### Set problem
Set down the material below word for word, excluding the pictures.
-------- Records provided --------
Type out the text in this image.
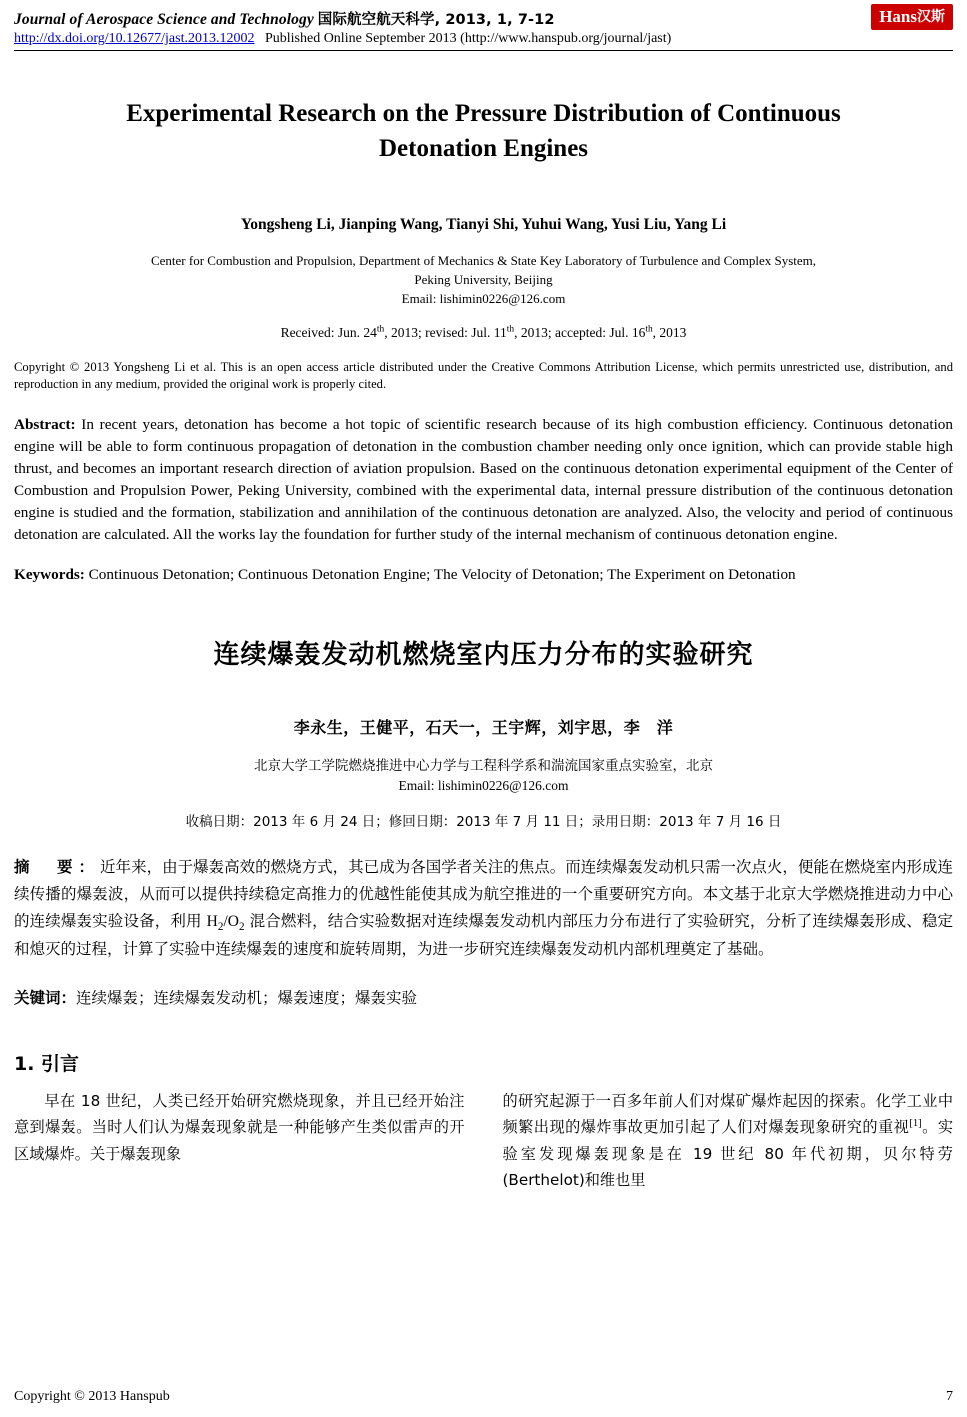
Journal of Aerospace Science and Technology 国际航空航天科学, 2013, 1, 7-12
http://dx.doi.org/10.12677/jast.2013.12002 Published Online September 2013 (http://www.hanspub.org/journal/jast)
Hans汉斯
Experimental Research on the Pressure Distribution of Continuous Detonation Engines
Yongsheng Li, Jianping Wang, Tianyi Shi, Yuhui Wang, Yusi Liu, Yang Li
Center for Combustion and Propulsion, Department of Mechanics & State Key Laboratory of Turbulence and Complex System,
Peking University, Beijing
Email: lishimin0226@126.com
Received: Jun. 24th, 2013; revised: Jul. 11th, 2013; accepted: Jul. 16th, 2013
Copyright © 2013 Yongsheng Li et al. This is an open access article distributed under the Creative Commons Attribution License, which permits unrestricted use, distribution, and reproduction in any medium, provided the original work is properly cited.
Abstract: In recent years, detonation has become a hot topic of scientific research because of its high combustion efficiency. Continuous detonation engine will be able to form continuous propagation of detonation in the combustion chamber needing only once ignition, which can provide stable high thrust, and becomes an important research direction of aviation propulsion. Based on the continuous detonation experimental equipment of the Center of Combustion and Propulsion Power, Peking University, combined with the experimental data, internal pressure distribution of the continuous detonation engine is studied and the formation, stabilization and annihilation of the continuous detonation are analyzed. Also, the velocity and period of continuous detonation are calculated. All the works lay the foundation for further study of the internal mechanism of continuous detonation engine.
Keywords: Continuous Detonation; Continuous Detonation Engine; The Velocity of Detonation; The Experiment on Detonation
连续爆轰发动机燃烧室内压力分布的实验研究
李永生，王健平，石天一，王宇辉，刘宇思，李　洋
北京大学工学院燃烧推进中心力学与工程科学系和湍流国家重点实验室，北京
Email: lishimin0226@126.com
收稿日期：2013 年 6 月 24 日；修回日期：2013 年 7 月 11 日；录用日期：2013 年 7 月 16 日
摘　要：近年来，由于爆轰高效的燃烧方式，其已成为各国学者关注的焦点。而连续爆轰发动机只需一次点火，便能在燃烧室内形成连续传播的爆轰波，从而可以提供持续稳定高推力的优越性能使其成为航空推进的一个重要研究方向。本文基于北京大学燃烧推进动力中心的连续爆轰实验设备，利用 $H_2/O_2$ 混合燃料，结合实验数据对连续爆轰发动机内部压力分布进行了实验研究，分析了连续爆轰形成、稳定和熄灭的过程，计算了实验中连续爆轰的速度和旋转周期，为进一步研究连续爆轰发动机内部机理奠定了基础。
关键词：连续爆轰；连续爆轰发动机；爆轰速度；爆轰实验
1. 引言

早在 18 世纪，人类已经开始研究燃烧现象，并且已经开始注意到爆轰。当时人们认为爆轰现象就是一种能够产生类似雷声的开区域爆炸。关于爆轰现象

的研究起源于一百多年前人们对煤矿爆炸起因的探索。化学工业中频繁出现的爆炸事故更加引起了人们对爆轰现象研究的重视[1]。实验室发现爆轰现象是在 19 世纪 80 年代初期，贝尔特劳(Berthelot)和维也里

Copyright © 2013 Hanspub	7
--------
### Task response
Type out the text in this image.
Journal of Aerospace Science and Technology 国际航空航天科学, 2013, 1, 7-12
http://dx.doi.org/10.12677/jast.2013.12002 Published Online September 2013 (http://www.hanspub.org/journal/jast)
Hans汉斯
Experimental Research on the Pressure Distribution of Continuous Detonation Engines
Yongsheng Li, Jianping Wang, Tianyi Shi, Yuhui Wang, Yusi Liu, Yang Li
Center for Combustion and Propulsion, Department of Mechanics & State Key Laboratory of Turbulence and Complex System,
Peking University, Beijing
Email: lishimin0226@126.com
Received: Jun. 24th, 2013; revised: Jul. 11th, 2013; accepted: Jul. 16th, 2013
Copyright © 2013 Yongsheng Li et al. This is an open access article distributed under the Creative Commons Attribution License, which permits unrestricted use, distribution, and reproduction in any medium, provided the original work is properly cited.
Abstract: In recent years, detonation has become a hot topic of scientific research because of its high combustion efficiency. Continuous detonation engine will be able to form continuous propagation of detonation in the combustion chamber needing only once ignition, which can provide stable high thrust, and becomes an important research direction of aviation propulsion. Based on the continuous detonation experimental equipment of the Center of Combustion and Propulsion Power, Peking University, combined with the experimental data, internal pressure distribution of the continuous detonation engine is studied and the formation, stabilization and annihilation of the continuous detonation are analyzed. Also, the velocity and period of continuous detonation are calculated. All the works lay the foundation for further study of the internal mechanism of continuous detonation engine.
Keywords: Continuous Detonation; Continuous Detonation Engine; The Velocity of Detonation; The Experiment on Detonation
连续爆轰发动机燃烧室内压力分布的实验研究
李永生，王健平，石天一，王宇辉，刘宇思，李　洋
北京大学工学院燃烧推进中心力学与工程科学系和湍流国家重点实验室，北京
Email: lishimin0226@126.com
收稿日期：2013 年 6 月 24 日；修回日期：2013 年 7 月 11 日；录用日期：2013 年 7 月 16 日
摘　要：近年来，由于爆轰高效的燃烧方式，其已成为各国学者关注的焦点。而连续爆轰发动机只需一次点火，便能在燃烧室内形成连续传播的爆轰波，从而可以提供持续稳定高推力的优越性能使其成为航空推进的一个重要研究方向。本文基于北京大学燃烧推进动力中心的连续爆轰实验设备，利用 $H_2/O_2$ 混合燃料，结合实验数据对连续爆轰发动机内部压力分布进行了实验研究，分析了连续爆轰形成、稳定和熄灭的过程，计算了实验中连续爆轰的速度和旋转周期，为进一步研究连续爆轰发动机内部机理奠定了基础。
关键词：连续爆轰；连续爆轰发动机；爆轰速度；爆轰实验
1. 引言

早在 18 世纪，人类已经开始研究燃烧现象，并且已经开始注意到爆轰。当时人们认为爆轰现象就是一种能够产生类似雷声的开区域爆炸。关于爆轰现象

的研究起源于一百多年前人们对煤矿爆炸起因的探索。化学工业中频繁出现的爆炸事故更加引起了人们对爆轰现象研究的重视[1]。实验室发现爆轰现象是在 19 世纪 80 年代初期，贝尔特劳(Berthelot)和维也里

Copyright © 2013 Hanspub	7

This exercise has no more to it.